* **GIVEN REQUEST**
Spot every line with the word "title" and return it.

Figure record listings
☆ ☆ ☆ ☆
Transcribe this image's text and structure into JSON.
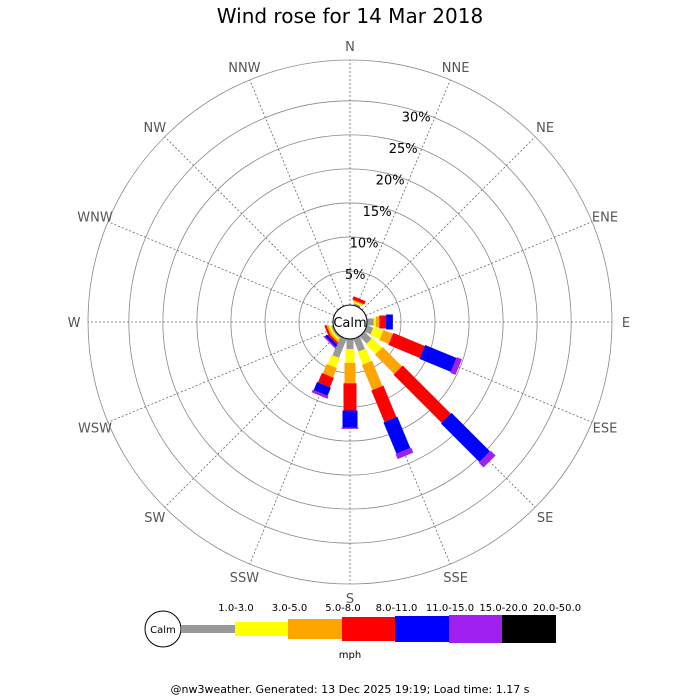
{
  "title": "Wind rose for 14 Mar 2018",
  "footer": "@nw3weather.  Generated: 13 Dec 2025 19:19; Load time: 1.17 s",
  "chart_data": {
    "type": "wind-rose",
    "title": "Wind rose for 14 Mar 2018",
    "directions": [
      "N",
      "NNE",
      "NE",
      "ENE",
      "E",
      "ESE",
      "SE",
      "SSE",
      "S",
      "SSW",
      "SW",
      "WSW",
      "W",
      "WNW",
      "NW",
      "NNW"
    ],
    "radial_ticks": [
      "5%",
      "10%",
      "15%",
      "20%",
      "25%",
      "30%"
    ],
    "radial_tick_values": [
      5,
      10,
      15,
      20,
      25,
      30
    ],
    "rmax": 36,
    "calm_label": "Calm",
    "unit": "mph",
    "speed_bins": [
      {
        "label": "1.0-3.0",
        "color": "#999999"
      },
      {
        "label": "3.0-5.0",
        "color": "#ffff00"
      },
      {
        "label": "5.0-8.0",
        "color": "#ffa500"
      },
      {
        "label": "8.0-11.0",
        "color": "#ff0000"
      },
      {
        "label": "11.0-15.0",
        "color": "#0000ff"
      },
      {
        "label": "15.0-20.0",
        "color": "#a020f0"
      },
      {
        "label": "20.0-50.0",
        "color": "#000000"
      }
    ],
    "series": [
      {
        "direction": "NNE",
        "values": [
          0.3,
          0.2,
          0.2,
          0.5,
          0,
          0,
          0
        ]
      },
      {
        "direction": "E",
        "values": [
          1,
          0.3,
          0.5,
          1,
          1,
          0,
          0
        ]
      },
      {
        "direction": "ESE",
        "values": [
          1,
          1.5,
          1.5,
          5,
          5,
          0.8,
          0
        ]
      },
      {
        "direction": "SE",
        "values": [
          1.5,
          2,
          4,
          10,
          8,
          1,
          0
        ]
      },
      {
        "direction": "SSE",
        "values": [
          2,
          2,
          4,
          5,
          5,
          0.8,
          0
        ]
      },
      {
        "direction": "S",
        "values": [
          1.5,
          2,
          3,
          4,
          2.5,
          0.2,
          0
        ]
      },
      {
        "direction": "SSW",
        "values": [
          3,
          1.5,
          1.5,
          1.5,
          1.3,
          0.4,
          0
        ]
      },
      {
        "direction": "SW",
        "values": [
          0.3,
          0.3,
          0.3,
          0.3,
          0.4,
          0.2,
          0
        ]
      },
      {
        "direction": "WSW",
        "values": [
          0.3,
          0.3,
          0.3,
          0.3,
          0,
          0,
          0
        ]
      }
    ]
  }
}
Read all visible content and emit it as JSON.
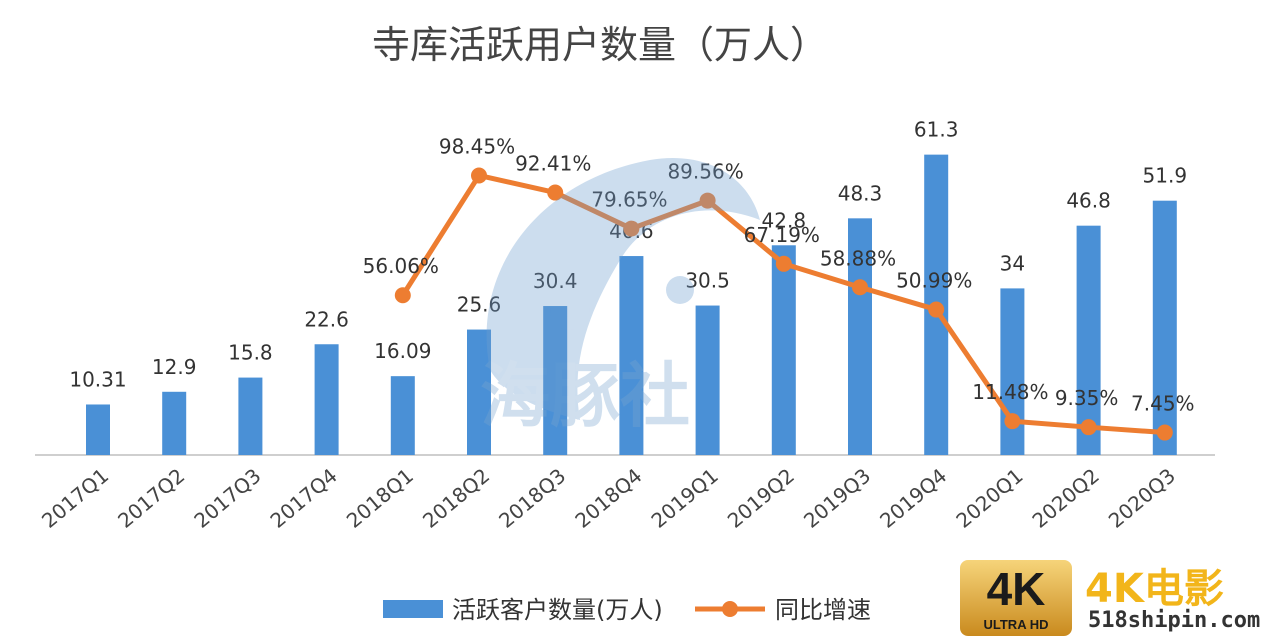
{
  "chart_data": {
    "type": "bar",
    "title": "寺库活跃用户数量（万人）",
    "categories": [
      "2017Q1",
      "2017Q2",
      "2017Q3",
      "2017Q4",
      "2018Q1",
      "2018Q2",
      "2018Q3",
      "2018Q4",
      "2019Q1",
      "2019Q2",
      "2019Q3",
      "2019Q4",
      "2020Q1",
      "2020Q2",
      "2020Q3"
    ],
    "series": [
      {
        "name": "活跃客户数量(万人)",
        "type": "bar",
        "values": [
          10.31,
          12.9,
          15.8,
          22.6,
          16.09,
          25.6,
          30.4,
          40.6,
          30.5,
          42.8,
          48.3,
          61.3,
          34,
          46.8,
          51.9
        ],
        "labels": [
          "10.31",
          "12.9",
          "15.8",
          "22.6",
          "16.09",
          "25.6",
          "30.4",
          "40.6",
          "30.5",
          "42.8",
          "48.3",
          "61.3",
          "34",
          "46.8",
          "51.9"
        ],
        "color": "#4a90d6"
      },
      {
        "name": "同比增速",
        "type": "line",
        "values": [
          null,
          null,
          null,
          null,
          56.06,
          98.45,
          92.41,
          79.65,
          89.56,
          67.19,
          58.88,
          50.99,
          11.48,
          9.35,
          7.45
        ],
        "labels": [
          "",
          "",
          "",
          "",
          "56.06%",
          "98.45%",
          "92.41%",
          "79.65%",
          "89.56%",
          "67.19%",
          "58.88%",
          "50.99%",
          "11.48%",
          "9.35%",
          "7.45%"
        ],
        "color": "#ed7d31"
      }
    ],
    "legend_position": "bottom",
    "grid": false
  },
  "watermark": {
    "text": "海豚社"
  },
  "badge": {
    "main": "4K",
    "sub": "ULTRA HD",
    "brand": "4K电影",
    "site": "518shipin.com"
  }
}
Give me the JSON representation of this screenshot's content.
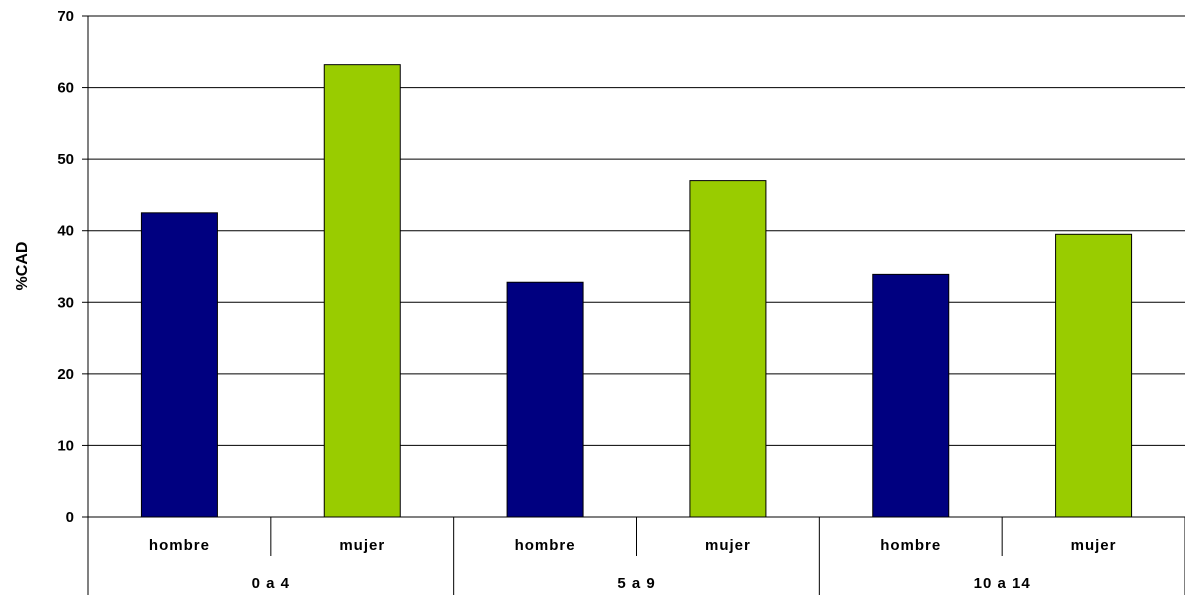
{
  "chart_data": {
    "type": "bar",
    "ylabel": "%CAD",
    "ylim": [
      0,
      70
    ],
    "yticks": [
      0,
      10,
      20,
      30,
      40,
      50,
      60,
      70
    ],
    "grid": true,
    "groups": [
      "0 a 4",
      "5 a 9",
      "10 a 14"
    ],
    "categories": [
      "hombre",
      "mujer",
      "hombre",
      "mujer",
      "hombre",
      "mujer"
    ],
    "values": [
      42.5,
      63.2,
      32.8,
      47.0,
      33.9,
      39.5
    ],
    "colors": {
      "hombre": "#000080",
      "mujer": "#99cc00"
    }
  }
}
☆ ☆ ☆ ☆
* **RESPONSE TO THIS EXERCISE**
  "title": "Wind rose for 14 Mar 2018",
    "title": "Wind rose for 14 Mar 2018",
    "title": "寺库活跃用户数量（万人）",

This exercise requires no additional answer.